#### Given entries ####

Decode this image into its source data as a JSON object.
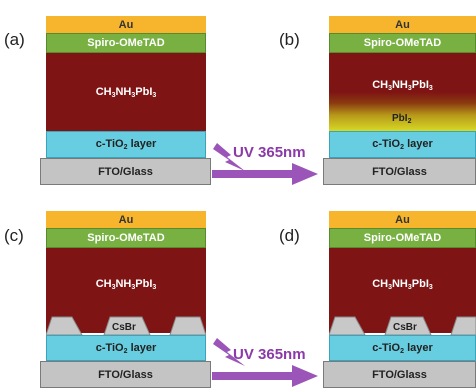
{
  "panels": {
    "a": {
      "label": "(a)"
    },
    "b": {
      "label": "(b)"
    },
    "c": {
      "label": "(c)"
    },
    "d": {
      "label": "(d)"
    }
  },
  "layers": {
    "au": "Au",
    "spiro": "Spiro-OMeTAD",
    "perovskite": {
      "base": "CH",
      "s1": "3",
      "mid": "NH",
      "s2": "3",
      "end": "PbI",
      "s3": "3"
    },
    "tio2": {
      "base": "c-TiO",
      "sub": "2",
      "rest": " layer"
    },
    "fto": "FTO/Glass",
    "pbi2": {
      "base": "PbI",
      "sub": "2"
    },
    "csbr": "CsBr"
  },
  "uv": {
    "label": "UV 365nm"
  },
  "colors": {
    "au": "#f6b52c",
    "spiro": "#78b142",
    "perovskite": "#7e1414",
    "tio2": "#67cde0",
    "fto": "#c4c4c4",
    "uv": "#8b3aa8",
    "arrow": "#9b55b8"
  }
}
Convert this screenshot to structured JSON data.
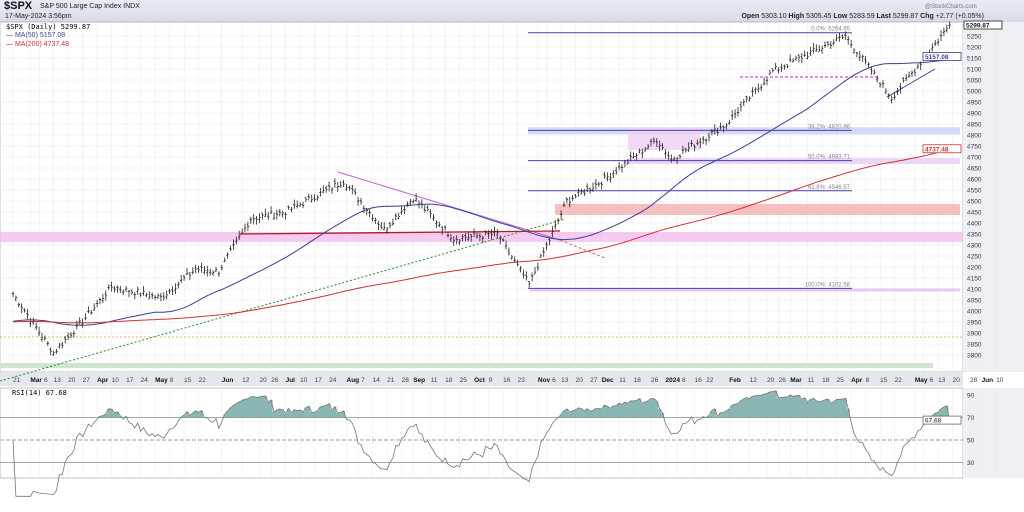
{
  "header": {
    "symbol": "$SPX",
    "name": "S&P 500 Large Cap Index  INDX",
    "date": "17-May-2024 3:56pm",
    "watermark": "@StockCharts.com",
    "open_label": "Open",
    "open": "5303.10",
    "high_label": "High",
    "high": "5305.45",
    "low_label": "Low",
    "low": "5283.59",
    "last_label": "Last",
    "last": "5299.87",
    "chg_label": "Chg",
    "chg": "+2.77 (+0.05%)"
  },
  "legend": {
    "price": "$SPX (Daily) 5299.87",
    "ma50": "MA(50) 5157.08",
    "ma200": "MA(200) 4737.48",
    "rsi": "RSI(14) 67.68"
  },
  "colors": {
    "price": "#222222",
    "ma50": "#3a3f8f",
    "ma200": "#cc3333",
    "rsi": "#777777",
    "rsi_fill": "#5a9a94",
    "fib": "#4a3fb0"
  },
  "chart_data": {
    "type": "line",
    "ylim": [
      3800,
      5300
    ],
    "yticks": [
      3800,
      3850,
      3900,
      3950,
      4000,
      4050,
      4100,
      4150,
      4200,
      4250,
      4300,
      4350,
      4400,
      4450,
      4500,
      4550,
      4600,
      4650,
      4700,
      4750,
      4800,
      4850,
      4900,
      4950,
      5000,
      5050,
      5100,
      5150,
      5200,
      5250
    ],
    "last_price_tag": "5299.87",
    "ma50_tag": "5157.08",
    "ma200_tag": "4737.48",
    "price_path": [
      [
        "2023-02-21",
        4080
      ],
      [
        "2023-03-13",
        3810
      ],
      [
        "2023-03-28",
        3970
      ],
      [
        "2023-04-10",
        4110
      ],
      [
        "2023-05-03",
        4060
      ],
      [
        "2023-05-19",
        4190
      ],
      [
        "2023-05-31",
        4180
      ],
      [
        "2023-06-15",
        4420
      ],
      [
        "2023-07-03",
        4450
      ],
      [
        "2023-07-31",
        4590
      ],
      [
        "2023-08-18",
        4370
      ],
      [
        "2023-09-01",
        4515
      ],
      [
        "2023-09-21",
        4330
      ],
      [
        "2023-10-12",
        4350
      ],
      [
        "2023-10-27",
        4120
      ],
      [
        "2023-11-15",
        4500
      ],
      [
        "2023-12-01",
        4590
      ],
      [
        "2023-12-28",
        4780
      ],
      [
        "2024-01-04",
        4690
      ],
      [
        "2024-01-31",
        4850
      ],
      [
        "2024-02-22",
        5090
      ],
      [
        "2024-03-28",
        5250
      ],
      [
        "2024-04-19",
        4970
      ],
      [
        "2024-05-03",
        5130
      ],
      [
        "2024-05-17",
        5300
      ]
    ],
    "fib_levels": [
      {
        "label": "0.0%: 5264.85",
        "value": 5264.85
      },
      {
        "label": "38.2%: 4820.86",
        "value": 4820.86
      },
      {
        "label": "50.0%: 4683.71",
        "value": 4683.71
      },
      {
        "label": "61.8%: 4546.57",
        "value": 4546.57
      },
      {
        "label": "100.0%: 4102.58",
        "value": 4102.58
      }
    ],
    "x_ticks": [
      [
        "2023-02-21",
        "21",
        0
      ],
      [
        "2023-03-01",
        "Mar",
        1
      ],
      [
        "2023-03-06",
        "6",
        0
      ],
      [
        "2023-03-13",
        "13",
        0
      ],
      [
        "2023-03-20",
        "20",
        0
      ],
      [
        "2023-03-27",
        "27",
        0
      ],
      [
        "2023-04-03",
        "Apr",
        1
      ],
      [
        "2023-04-10",
        "10",
        0
      ],
      [
        "2023-04-17",
        "17",
        0
      ],
      [
        "2023-04-24",
        "24",
        0
      ],
      [
        "2023-05-01",
        "May",
        1
      ],
      [
        "2023-05-08",
        "8",
        0
      ],
      [
        "2023-05-15",
        "15",
        0
      ],
      [
        "2023-05-22",
        "22",
        0
      ],
      [
        "2023-06-01",
        "Jun",
        1
      ],
      [
        "2023-06-12",
        "12",
        0
      ],
      [
        "2023-06-20",
        "20",
        0
      ],
      [
        "2023-06-26",
        "26",
        0
      ],
      [
        "2023-07-03",
        "Jul",
        1
      ],
      [
        "2023-07-10",
        "10",
        0
      ],
      [
        "2023-07-17",
        "17",
        0
      ],
      [
        "2023-07-24",
        "24",
        0
      ],
      [
        "2023-08-01",
        "Aug",
        1
      ],
      [
        "2023-08-07",
        "7",
        0
      ],
      [
        "2023-08-14",
        "14",
        0
      ],
      [
        "2023-08-21",
        "21",
        0
      ],
      [
        "2023-08-28",
        "28",
        0
      ],
      [
        "2023-09-01",
        "Sep",
        1
      ],
      [
        "2023-09-11",
        "11",
        0
      ],
      [
        "2023-09-18",
        "18",
        0
      ],
      [
        "2023-09-25",
        "25",
        0
      ],
      [
        "2023-10-02",
        "Oct",
        1
      ],
      [
        "2023-10-09",
        "9",
        0
      ],
      [
        "2023-10-16",
        "16",
        0
      ],
      [
        "2023-10-23",
        "23",
        0
      ],
      [
        "2023-11-01",
        "Nov",
        1
      ],
      [
        "2023-11-06",
        "6",
        0
      ],
      [
        "2023-11-13",
        "13",
        0
      ],
      [
        "2023-11-20",
        "20",
        0
      ],
      [
        "2023-11-27",
        "27",
        0
      ],
      [
        "2023-12-01",
        "Dec",
        1
      ],
      [
        "2023-12-11",
        "11",
        0
      ],
      [
        "2023-12-18",
        "18",
        0
      ],
      [
        "2023-12-26",
        "26",
        0
      ],
      [
        "2024-01-02",
        "2024",
        1
      ],
      [
        "2024-01-08",
        "8",
        0
      ],
      [
        "2024-01-16",
        "16",
        0
      ],
      [
        "2024-01-22",
        "22",
        0
      ],
      [
        "2024-02-01",
        "Feb",
        1
      ],
      [
        "2024-02-12",
        "12",
        0
      ],
      [
        "2024-02-20",
        "20",
        0
      ],
      [
        "2024-02-26",
        "26",
        0
      ],
      [
        "2024-03-01",
        "Mar",
        1
      ],
      [
        "2024-03-11",
        "11",
        0
      ],
      [
        "2024-03-18",
        "18",
        0
      ],
      [
        "2024-03-25",
        "25",
        0
      ],
      [
        "2024-04-01",
        "Apr",
        1
      ],
      [
        "2024-04-08",
        "8",
        0
      ],
      [
        "2024-04-15",
        "15",
        0
      ],
      [
        "2024-04-22",
        "22",
        0
      ],
      [
        "2024-05-01",
        "May",
        1
      ],
      [
        "2024-05-06",
        "6",
        0
      ],
      [
        "2024-05-13",
        "13",
        0
      ],
      [
        "2024-05-20",
        "20",
        0
      ],
      [
        "2024-05-28",
        "28",
        0
      ],
      [
        "2024-06-03",
        "Jun",
        1
      ],
      [
        "2024-06-10",
        "10",
        0
      ]
    ],
    "rsi": {
      "ylim": [
        0,
        100
      ],
      "yticks": [
        30,
        50,
        70,
        90
      ],
      "last": "67.68",
      "levels": [
        30,
        50,
        70
      ]
    }
  }
}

####

Work to do: Check each line of the listing above for the string "JSON", then report only how many lines have it.

Solved problem: 2